### [Task to carry out]
Locate every line in the records that contains the string "boundary", with case counting, and copy each of those lines.

### [Material provided]
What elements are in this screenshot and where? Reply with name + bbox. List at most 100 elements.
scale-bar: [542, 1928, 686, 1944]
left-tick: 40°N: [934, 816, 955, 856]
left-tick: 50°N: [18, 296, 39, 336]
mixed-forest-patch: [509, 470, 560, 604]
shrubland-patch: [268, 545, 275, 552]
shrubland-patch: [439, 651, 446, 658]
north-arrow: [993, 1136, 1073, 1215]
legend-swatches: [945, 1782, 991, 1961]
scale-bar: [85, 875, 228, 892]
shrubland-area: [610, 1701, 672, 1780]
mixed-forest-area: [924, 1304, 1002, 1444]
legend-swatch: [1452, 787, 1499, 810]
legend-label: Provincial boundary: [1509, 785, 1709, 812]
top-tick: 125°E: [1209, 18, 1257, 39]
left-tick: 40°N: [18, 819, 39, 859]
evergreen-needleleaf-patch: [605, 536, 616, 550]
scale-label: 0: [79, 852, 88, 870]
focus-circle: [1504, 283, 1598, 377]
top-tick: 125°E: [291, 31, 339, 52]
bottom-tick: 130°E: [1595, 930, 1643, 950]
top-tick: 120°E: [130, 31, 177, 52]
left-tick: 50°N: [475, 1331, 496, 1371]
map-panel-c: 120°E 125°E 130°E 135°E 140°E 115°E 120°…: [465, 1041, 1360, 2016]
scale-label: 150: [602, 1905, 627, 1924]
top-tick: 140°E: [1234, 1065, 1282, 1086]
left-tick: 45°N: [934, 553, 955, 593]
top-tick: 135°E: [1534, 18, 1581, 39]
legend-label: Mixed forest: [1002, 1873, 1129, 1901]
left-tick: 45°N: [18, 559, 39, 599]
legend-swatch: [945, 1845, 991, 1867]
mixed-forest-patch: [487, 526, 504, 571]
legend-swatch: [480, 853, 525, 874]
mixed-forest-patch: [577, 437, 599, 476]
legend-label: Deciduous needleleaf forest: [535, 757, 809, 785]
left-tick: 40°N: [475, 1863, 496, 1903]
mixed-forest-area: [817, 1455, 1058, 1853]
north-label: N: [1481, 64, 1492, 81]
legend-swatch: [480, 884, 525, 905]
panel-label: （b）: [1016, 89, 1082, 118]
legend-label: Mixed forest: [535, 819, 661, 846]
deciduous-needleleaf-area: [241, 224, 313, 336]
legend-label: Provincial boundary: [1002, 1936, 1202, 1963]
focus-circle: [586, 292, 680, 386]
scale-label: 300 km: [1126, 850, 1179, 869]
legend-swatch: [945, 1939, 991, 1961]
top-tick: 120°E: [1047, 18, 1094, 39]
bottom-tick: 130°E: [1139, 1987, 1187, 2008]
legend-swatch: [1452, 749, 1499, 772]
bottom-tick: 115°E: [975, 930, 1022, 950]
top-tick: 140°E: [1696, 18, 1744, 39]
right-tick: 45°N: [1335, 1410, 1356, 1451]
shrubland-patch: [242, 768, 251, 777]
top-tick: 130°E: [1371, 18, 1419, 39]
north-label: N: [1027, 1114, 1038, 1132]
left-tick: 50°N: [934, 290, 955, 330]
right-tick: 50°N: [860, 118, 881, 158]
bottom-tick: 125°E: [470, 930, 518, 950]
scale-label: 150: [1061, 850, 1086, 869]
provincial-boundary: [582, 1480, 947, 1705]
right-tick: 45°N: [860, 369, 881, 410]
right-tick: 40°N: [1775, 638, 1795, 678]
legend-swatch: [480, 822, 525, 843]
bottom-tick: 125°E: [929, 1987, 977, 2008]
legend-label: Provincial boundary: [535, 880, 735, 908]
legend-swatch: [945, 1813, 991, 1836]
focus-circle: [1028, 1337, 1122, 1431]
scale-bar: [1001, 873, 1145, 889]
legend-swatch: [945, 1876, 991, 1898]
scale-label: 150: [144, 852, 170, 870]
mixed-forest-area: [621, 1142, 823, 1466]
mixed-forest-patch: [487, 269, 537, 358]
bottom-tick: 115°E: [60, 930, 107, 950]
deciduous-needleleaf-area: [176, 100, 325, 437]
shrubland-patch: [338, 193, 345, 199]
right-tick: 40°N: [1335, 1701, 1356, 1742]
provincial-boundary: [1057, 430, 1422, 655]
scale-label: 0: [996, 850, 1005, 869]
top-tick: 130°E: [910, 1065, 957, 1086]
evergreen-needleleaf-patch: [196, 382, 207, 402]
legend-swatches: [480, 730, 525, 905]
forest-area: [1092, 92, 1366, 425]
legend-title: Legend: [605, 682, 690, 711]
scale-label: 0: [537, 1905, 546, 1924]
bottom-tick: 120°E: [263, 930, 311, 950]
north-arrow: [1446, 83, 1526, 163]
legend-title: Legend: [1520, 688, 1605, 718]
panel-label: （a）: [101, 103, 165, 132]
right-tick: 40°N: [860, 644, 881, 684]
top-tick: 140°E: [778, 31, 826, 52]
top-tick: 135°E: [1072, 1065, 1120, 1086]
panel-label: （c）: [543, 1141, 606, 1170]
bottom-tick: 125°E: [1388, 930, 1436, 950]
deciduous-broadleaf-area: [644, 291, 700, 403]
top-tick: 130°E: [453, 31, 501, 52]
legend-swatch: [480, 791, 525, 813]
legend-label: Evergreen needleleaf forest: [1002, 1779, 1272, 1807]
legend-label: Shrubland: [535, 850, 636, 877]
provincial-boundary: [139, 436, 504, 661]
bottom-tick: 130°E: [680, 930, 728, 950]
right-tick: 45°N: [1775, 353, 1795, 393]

### [Correct result]
legend-label: Provincial boundary: [1509, 785, 1709, 812]
legend-label: Provincial boundary: [1002, 1936, 1202, 1963]
provincial-boundary: [582, 1480, 947, 1705]
legend-label: Provincial boundary: [535, 880, 735, 908]
provincial-boundary: [1057, 430, 1422, 655]
provincial-boundary: [139, 436, 504, 661]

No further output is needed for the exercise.